⟨

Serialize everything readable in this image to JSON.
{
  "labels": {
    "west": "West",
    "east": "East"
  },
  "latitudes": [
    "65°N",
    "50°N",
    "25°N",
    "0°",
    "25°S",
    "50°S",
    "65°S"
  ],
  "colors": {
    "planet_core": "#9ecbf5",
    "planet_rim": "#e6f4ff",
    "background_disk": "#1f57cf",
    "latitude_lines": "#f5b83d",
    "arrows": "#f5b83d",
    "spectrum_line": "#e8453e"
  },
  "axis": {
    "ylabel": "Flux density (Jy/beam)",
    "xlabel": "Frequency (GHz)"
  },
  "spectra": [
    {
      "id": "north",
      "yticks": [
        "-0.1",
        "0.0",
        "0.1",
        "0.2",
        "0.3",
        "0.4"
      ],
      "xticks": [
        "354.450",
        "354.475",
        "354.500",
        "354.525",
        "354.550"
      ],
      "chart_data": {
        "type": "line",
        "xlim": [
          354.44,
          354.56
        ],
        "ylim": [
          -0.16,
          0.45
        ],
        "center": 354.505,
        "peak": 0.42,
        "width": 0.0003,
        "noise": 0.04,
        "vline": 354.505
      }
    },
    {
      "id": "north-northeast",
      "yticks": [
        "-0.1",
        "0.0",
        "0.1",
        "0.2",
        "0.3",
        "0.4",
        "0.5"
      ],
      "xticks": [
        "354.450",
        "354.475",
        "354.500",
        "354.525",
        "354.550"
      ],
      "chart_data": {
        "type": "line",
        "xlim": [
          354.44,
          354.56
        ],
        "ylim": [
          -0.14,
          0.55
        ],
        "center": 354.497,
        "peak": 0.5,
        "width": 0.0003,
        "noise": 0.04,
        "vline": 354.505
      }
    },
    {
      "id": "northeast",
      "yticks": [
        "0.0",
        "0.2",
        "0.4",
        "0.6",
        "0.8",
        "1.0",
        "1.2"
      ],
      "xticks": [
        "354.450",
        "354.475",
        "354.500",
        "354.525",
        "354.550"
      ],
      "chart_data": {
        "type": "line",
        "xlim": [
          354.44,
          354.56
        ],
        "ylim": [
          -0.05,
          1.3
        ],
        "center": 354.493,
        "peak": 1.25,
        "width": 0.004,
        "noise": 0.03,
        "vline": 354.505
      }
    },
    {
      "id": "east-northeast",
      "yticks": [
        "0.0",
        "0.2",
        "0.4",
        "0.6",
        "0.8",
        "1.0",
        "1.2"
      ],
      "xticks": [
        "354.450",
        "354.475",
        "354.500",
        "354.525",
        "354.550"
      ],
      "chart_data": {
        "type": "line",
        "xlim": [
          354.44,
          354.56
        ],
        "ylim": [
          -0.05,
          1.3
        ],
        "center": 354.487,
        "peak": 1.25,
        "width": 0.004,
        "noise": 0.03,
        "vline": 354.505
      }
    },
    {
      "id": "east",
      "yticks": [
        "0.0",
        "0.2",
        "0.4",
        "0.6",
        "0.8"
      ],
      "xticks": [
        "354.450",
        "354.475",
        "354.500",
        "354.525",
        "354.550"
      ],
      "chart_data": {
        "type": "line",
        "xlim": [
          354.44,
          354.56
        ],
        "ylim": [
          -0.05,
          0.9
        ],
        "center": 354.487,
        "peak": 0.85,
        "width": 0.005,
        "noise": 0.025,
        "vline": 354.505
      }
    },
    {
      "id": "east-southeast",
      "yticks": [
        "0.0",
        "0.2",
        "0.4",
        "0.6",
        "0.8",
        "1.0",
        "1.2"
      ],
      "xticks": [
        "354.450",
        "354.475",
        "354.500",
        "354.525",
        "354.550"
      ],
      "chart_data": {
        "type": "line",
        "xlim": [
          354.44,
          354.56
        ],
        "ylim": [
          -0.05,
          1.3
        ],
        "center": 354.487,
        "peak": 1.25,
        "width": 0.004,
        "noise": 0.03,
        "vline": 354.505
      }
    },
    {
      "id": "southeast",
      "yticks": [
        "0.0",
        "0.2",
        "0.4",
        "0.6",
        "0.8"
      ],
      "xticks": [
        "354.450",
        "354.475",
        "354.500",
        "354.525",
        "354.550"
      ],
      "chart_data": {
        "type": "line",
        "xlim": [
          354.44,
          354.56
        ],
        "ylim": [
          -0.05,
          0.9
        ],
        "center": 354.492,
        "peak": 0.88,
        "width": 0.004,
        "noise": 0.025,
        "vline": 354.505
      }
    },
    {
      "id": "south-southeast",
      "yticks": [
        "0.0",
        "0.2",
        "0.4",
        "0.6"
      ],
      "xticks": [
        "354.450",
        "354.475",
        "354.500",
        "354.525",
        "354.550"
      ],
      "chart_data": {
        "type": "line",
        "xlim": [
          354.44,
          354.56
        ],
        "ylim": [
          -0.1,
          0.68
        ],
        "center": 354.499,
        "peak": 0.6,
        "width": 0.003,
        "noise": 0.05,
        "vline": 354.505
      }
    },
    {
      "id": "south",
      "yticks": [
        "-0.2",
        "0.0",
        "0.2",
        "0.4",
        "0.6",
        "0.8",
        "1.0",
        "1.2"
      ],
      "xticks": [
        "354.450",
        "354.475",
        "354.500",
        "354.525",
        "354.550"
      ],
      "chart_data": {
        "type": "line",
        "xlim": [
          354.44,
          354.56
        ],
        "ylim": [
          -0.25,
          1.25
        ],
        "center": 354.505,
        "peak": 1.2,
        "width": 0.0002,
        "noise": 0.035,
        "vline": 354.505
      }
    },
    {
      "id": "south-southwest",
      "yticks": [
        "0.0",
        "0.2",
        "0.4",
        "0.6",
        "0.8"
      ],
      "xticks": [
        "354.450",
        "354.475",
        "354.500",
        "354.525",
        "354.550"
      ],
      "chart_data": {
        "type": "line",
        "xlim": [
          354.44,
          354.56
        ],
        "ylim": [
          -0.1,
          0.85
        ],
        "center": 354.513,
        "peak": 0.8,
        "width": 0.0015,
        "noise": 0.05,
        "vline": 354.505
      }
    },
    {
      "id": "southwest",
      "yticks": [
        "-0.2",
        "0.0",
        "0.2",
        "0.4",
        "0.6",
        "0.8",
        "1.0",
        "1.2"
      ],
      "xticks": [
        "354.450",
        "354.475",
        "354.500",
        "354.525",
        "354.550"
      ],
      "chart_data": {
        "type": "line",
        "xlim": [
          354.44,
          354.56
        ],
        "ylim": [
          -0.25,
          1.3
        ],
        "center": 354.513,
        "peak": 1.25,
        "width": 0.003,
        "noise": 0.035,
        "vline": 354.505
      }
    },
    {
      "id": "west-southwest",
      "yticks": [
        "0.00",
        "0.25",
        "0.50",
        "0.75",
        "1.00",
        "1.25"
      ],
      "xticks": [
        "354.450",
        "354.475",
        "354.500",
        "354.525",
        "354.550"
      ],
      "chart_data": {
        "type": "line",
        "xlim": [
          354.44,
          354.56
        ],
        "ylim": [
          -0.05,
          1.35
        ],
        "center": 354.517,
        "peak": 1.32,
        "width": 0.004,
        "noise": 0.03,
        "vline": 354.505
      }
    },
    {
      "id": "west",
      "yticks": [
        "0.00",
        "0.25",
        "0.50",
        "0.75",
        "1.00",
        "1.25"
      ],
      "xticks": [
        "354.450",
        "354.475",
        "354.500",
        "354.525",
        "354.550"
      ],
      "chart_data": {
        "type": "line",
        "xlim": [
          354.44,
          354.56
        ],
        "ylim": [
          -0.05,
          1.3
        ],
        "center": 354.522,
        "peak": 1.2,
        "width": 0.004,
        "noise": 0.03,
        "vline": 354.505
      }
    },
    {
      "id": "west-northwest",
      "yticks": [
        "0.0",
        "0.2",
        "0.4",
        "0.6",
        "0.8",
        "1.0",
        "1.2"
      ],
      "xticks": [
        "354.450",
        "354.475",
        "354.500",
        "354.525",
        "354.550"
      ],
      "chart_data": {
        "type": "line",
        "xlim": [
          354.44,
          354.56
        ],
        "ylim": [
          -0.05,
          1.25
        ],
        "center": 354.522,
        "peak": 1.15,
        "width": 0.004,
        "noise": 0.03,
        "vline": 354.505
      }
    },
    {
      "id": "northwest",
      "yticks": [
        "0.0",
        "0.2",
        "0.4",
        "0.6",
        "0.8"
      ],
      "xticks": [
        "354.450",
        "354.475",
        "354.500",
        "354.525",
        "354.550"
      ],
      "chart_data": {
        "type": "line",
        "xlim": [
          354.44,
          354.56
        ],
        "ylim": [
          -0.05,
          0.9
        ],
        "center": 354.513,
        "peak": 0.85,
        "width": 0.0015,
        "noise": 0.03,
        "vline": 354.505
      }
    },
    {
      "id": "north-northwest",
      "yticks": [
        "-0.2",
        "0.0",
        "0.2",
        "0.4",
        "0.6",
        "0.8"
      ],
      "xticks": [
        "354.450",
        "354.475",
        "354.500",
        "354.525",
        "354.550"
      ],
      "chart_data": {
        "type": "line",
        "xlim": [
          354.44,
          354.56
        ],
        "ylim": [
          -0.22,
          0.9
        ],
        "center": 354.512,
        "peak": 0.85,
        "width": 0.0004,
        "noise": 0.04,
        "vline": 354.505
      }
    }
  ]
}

⟩

DIRECTIONS FOR THIS TASK
Pull out each line of the records holding the string "southeast".

COMPLETE RESPONSE
      "id": "east-southeast",
      "id": "southeast",
      "id": "south-southeast",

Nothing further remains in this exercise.